-- START --
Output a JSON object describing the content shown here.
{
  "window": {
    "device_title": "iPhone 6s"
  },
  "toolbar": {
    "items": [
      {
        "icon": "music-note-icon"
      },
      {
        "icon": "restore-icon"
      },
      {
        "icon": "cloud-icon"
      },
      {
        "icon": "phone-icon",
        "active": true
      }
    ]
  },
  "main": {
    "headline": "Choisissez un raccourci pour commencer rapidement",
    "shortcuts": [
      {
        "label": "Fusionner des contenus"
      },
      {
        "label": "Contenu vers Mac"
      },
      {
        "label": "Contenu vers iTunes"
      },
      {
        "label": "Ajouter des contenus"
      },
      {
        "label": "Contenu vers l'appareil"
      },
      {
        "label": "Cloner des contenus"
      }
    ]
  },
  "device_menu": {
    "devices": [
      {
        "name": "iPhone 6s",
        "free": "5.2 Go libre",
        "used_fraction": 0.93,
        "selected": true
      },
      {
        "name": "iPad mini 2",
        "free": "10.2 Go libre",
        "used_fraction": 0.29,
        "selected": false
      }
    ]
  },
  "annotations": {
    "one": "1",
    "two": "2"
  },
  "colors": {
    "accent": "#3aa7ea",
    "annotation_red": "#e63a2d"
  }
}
-- END --
Retype the whole listing, matching it exactly.

Output a JSON object describing the content shown here.
{
  "window": {
    "device_title": "iPhone 6s"
  },
  "toolbar": {
    "items": [
      {
        "icon": "music-note-icon"
      },
      {
        "icon": "restore-icon"
      },
      {
        "icon": "cloud-icon"
      },
      {
        "icon": "phone-icon",
        "active": true
      }
    ]
  },
  "main": {
    "headline": "Choisissez un raccourci pour commencer rapidement",
    "shortcuts": [
      {
        "label": "Fusionner des contenus"
      },
      {
        "label": "Contenu vers Mac"
      },
      {
        "label": "Contenu vers iTunes"
      },
      {
        "label": "Ajouter des contenus"
      },
      {
        "label": "Contenu vers l'appareil"
      },
      {
        "label": "Cloner des contenus"
      }
    ]
  },
  "device_menu": {
    "devices": [
      {
        "name": "iPhone 6s",
        "free": "5.2 Go libre",
        "used_fraction": 0.93,
        "selected": true
      },
      {
        "name": "iPad mini 2",
        "free": "10.2 Go libre",
        "used_fraction": 0.29,
        "selected": false
      }
    ]
  },
  "annotations": {
    "one": "1",
    "two": "2"
  },
  "colors": {
    "accent": "#3aa7ea",
    "annotation_red": "#e63a2d"
  }
}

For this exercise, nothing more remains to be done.